• Problem to solve: The records underneath are to be repeated exactly, with the pictures left out.

• Data for this exercise:

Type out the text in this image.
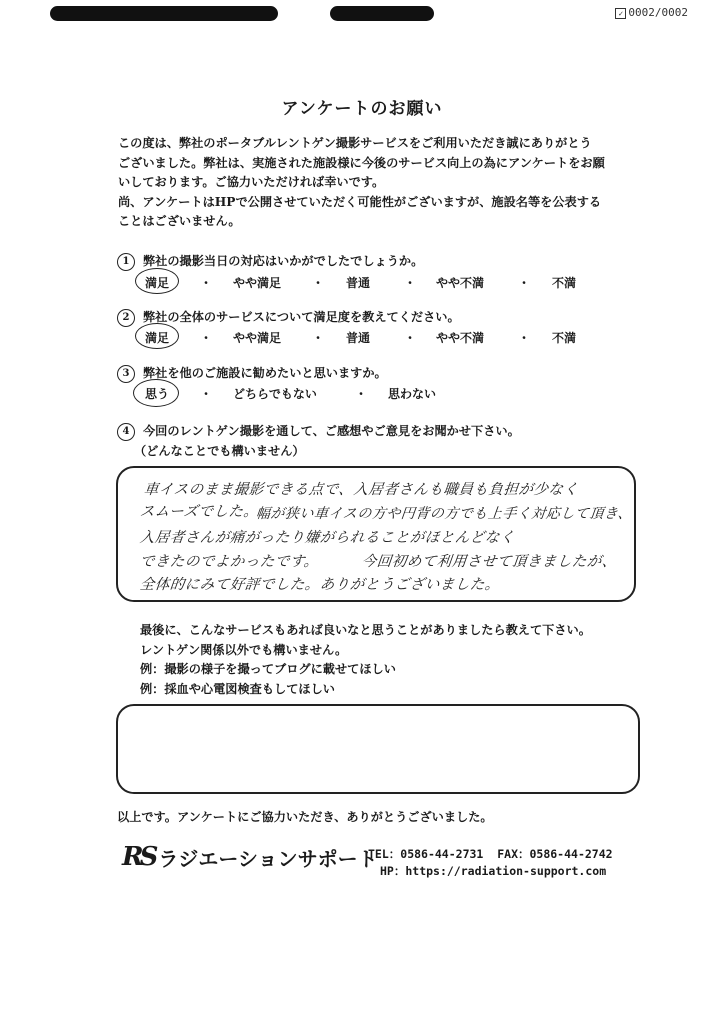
✓ 0002/0002
アンケートのお願い

この度は、弊社のポータブルレントゲン撮影サービスをご利用いただき誠にありがとう

ございました。弊社は、実施された施設様に今後のサービス向上の為にアンケートをお願

いしております。ご協力いただければ幸いです。

尚、アンケートはHPで公開させていただく可能性がございますが、施設名等を公表する

ことはございません。

1 弊社の撮影当日の対応はいかがでしたでしょうか。
満足	・ やや満足	・ 普通	・ やや不満	・ 不満
2 弊社の全体のサービスについて満足度を教えてください。
満足	・ やや満足	・ 普通	・ やや不満	・ 不満
3 弊社を他のご施設に勧めたいと思いますか。
思う	・ どちらでもない	・ 思わない
4 今回のレントゲン撮影を通して、ご感想やご意見をお聞かせ下さい。
（どんなことでも構いません）
車イスのまま撮影できる点で、入居者さんも職員も負担が少なく
スムーズでした。
幅が狭い車イスの方や円背の方でも上手く対応して頂き、
入居者さんが痛がったり嫌がられることがほとんどなく
できたのでよかったです。	今回初めて利用させて頂きましたが、
全体的にみて好評でした。ありがとうございました。

最後に、こんなサービスもあれば良いなと思うことがありましたら教えて下さい。

レントゲン関係以外でも構いません。

例：撮影の様子を撮ってブログに載せてほしい

例：採血や心電図検査もしてほしい

以上です。アンケートにご協力いただき、ありがとうございました。
RS ラジエーションサポート
TEL：0586-44-2731 FAX：0586-44-2742
HP：https://radiation-support.com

• Result of the exercise:
Type out the text in this image.
✓ 0002/0002
アンケートのお願い

この度は、弊社のポータブルレントゲン撮影サービスをご利用いただき誠にありがとう

ございました。弊社は、実施された施設様に今後のサービス向上の為にアンケートをお願

いしております。ご協力いただければ幸いです。

尚、アンケートはHPで公開させていただく可能性がございますが、施設名等を公表する

ことはございません。

1 弊社の撮影当日の対応はいかがでしたでしょうか。
満足	・ やや満足	・ 普通	・ やや不満	・ 不満
2 弊社の全体のサービスについて満足度を教えてください。
満足	・ やや満足	・ 普通	・ やや不満	・ 不満
3 弊社を他のご施設に勧めたいと思いますか。
思う	・ どちらでもない	・ 思わない
4 今回のレントゲン撮影を通して、ご感想やご意見をお聞かせ下さい。
（どんなことでも構いません）
車イスのまま撮影できる点で、入居者さんも職員も負担が少なく
スムーズでした。
幅が狭い車イスの方や円背の方でも上手く対応して頂き、
入居者さんが痛がったり嫌がられることがほとんどなく
できたのでよかったです。	今回初めて利用させて頂きましたが、
全体的にみて好評でした。ありがとうございました。

最後に、こんなサービスもあれば良いなと思うことがありましたら教えて下さい。

レントゲン関係以外でも構いません。

例：撮影の様子を撮ってブログに載せてほしい

例：採血や心電図検査もしてほしい

以上です。アンケートにご協力いただき、ありがとうございました。
RS ラジエーションサポート
TEL：0586-44-2731 FAX：0586-44-2742
HP：https://radiation-support.com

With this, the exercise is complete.